RECORDS FOR PROCESSING:
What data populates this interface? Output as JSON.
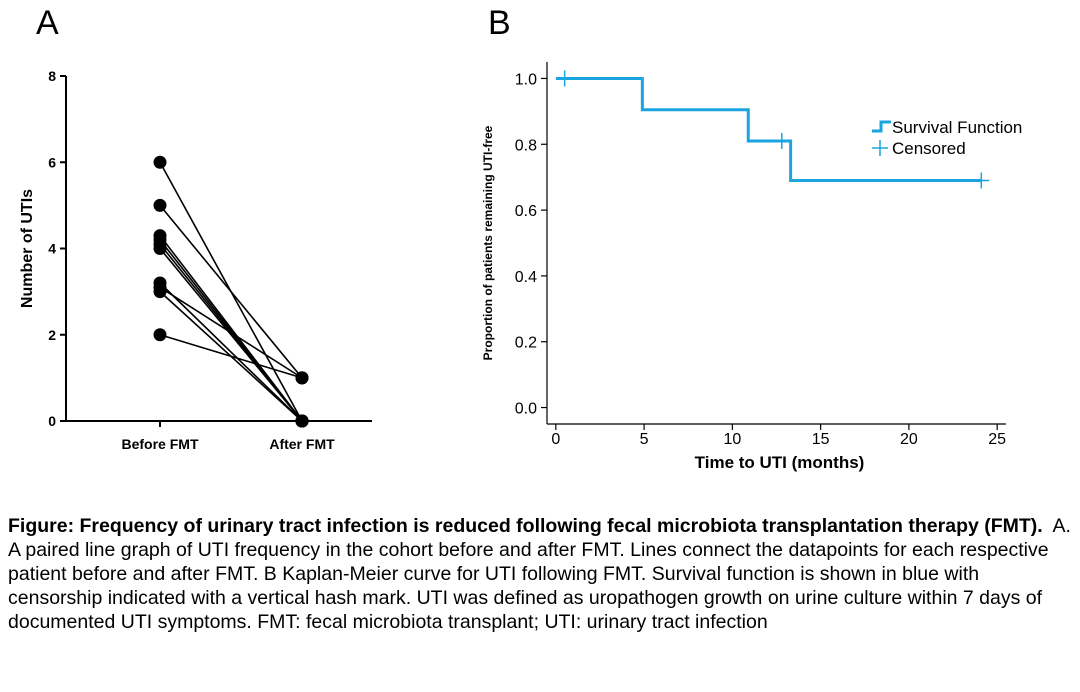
{
  "panel_a_label": "A",
  "panel_b_label": "B",
  "caption": {
    "title": "Figure: Frequency of urinary tract infection is reduced following fecal microbiota transplantation therapy (FMT).",
    "body": "A. A paired line graph of UTI frequency in the cohort before and after FMT.  Lines connect the datapoints for each respective patient before and after FMT.  B Kaplan-Meier curve for UTI following FMT.  Survival function is shown in blue with censorship indicated with a vertical hash mark.  UTI was defined as uropathogen growth on urine culture within 7 days of documented UTI symptoms. FMT: fecal microbiota transplant; UTI: urinary tract infection"
  },
  "colors": {
    "survival": "#1ba5e0",
    "points": "#000000"
  },
  "chart_data": [
    {
      "type": "line",
      "chart_subtype": "paired-dot",
      "categories": [
        "Before FMT",
        "After FMT"
      ],
      "ylabel": "Number of UTIs",
      "xlabel": "",
      "ylim": [
        0,
        8
      ],
      "yticks": [
        0,
        2,
        4,
        6,
        8
      ],
      "grid": false,
      "pairs": [
        [
          6,
          0
        ],
        [
          5,
          1
        ],
        [
          4.3,
          0
        ],
        [
          4.2,
          0
        ],
        [
          4.1,
          0
        ],
        [
          4,
          0
        ],
        [
          3.2,
          0
        ],
        [
          3.1,
          1
        ],
        [
          3,
          0
        ],
        [
          2,
          1
        ]
      ]
    },
    {
      "type": "line",
      "chart_subtype": "kaplan-meier",
      "xlabel": "Time to UTI (months)",
      "ylabel": "Proportion of patients remaining UTI-free",
      "xlim": [
        -0.5,
        25.5
      ],
      "ylim": [
        -0.05,
        1.05
      ],
      "xticks": [
        0,
        5,
        10,
        15,
        20,
        25
      ],
      "yticks": [
        0.0,
        0.2,
        0.4,
        0.6,
        0.8,
        1.0
      ],
      "ytick_labels": [
        "0.0",
        "0.2",
        "0.4",
        "0.6",
        "0.8",
        "1.0"
      ],
      "grid": false,
      "legend_position": "right",
      "legend": [
        "Survival Function",
        "Censored"
      ],
      "steps": [
        {
          "x": 0,
          "y": 1.0
        },
        {
          "x": 4.9,
          "y": 0.905
        },
        {
          "x": 10.9,
          "y": 0.81
        },
        {
          "x": 13.3,
          "y": 0.69
        },
        {
          "x": 24.1,
          "y": 0.69
        }
      ],
      "censored": [
        {
          "x": 0.5,
          "y": 1.0
        },
        {
          "x": 12.8,
          "y": 0.81
        },
        {
          "x": 24.1,
          "y": 0.69
        }
      ]
    }
  ]
}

PROMPT: Copy out every line of the material above exactly, skipping the pictures.

EXERCISE SOLUTION:
What data populates this interface? Output as JSON.
{
  "panel_a_label": "A",
  "panel_b_label": "B",
  "caption": {
    "title": "Figure: Frequency of urinary tract infection is reduced following fecal microbiota transplantation therapy (FMT).",
    "body": "A. A paired line graph of UTI frequency in the cohort before and after FMT.  Lines connect the datapoints for each respective patient before and after FMT.  B Kaplan-Meier curve for UTI following FMT.  Survival function is shown in blue with censorship indicated with a vertical hash mark.  UTI was defined as uropathogen growth on urine culture within 7 days of documented UTI symptoms. FMT: fecal microbiota transplant; UTI: urinary tract infection"
  },
  "colors": {
    "survival": "#1ba5e0",
    "points": "#000000"
  },
  "chart_data": [
    {
      "type": "line",
      "chart_subtype": "paired-dot",
      "categories": [
        "Before FMT",
        "After FMT"
      ],
      "ylabel": "Number of UTIs",
      "xlabel": "",
      "ylim": [
        0,
        8
      ],
      "yticks": [
        0,
        2,
        4,
        6,
        8
      ],
      "grid": false,
      "pairs": [
        [
          6,
          0
        ],
        [
          5,
          1
        ],
        [
          4.3,
          0
        ],
        [
          4.2,
          0
        ],
        [
          4.1,
          0
        ],
        [
          4,
          0
        ],
        [
          3.2,
          0
        ],
        [
          3.1,
          1
        ],
        [
          3,
          0
        ],
        [
          2,
          1
        ]
      ]
    },
    {
      "type": "line",
      "chart_subtype": "kaplan-meier",
      "xlabel": "Time to UTI (months)",
      "ylabel": "Proportion of patients remaining UTI-free",
      "xlim": [
        -0.5,
        25.5
      ],
      "ylim": [
        -0.05,
        1.05
      ],
      "xticks": [
        0,
        5,
        10,
        15,
        20,
        25
      ],
      "yticks": [
        0.0,
        0.2,
        0.4,
        0.6,
        0.8,
        1.0
      ],
      "ytick_labels": [
        "0.0",
        "0.2",
        "0.4",
        "0.6",
        "0.8",
        "1.0"
      ],
      "grid": false,
      "legend_position": "right",
      "legend": [
        "Survival Function",
        "Censored"
      ],
      "steps": [
        {
          "x": 0,
          "y": 1.0
        },
        {
          "x": 4.9,
          "y": 0.905
        },
        {
          "x": 10.9,
          "y": 0.81
        },
        {
          "x": 13.3,
          "y": 0.69
        },
        {
          "x": 24.1,
          "y": 0.69
        }
      ],
      "censored": [
        {
          "x": 0.5,
          "y": 1.0
        },
        {
          "x": 12.8,
          "y": 0.81
        },
        {
          "x": 24.1,
          "y": 0.69
        }
      ]
    }
  ]
}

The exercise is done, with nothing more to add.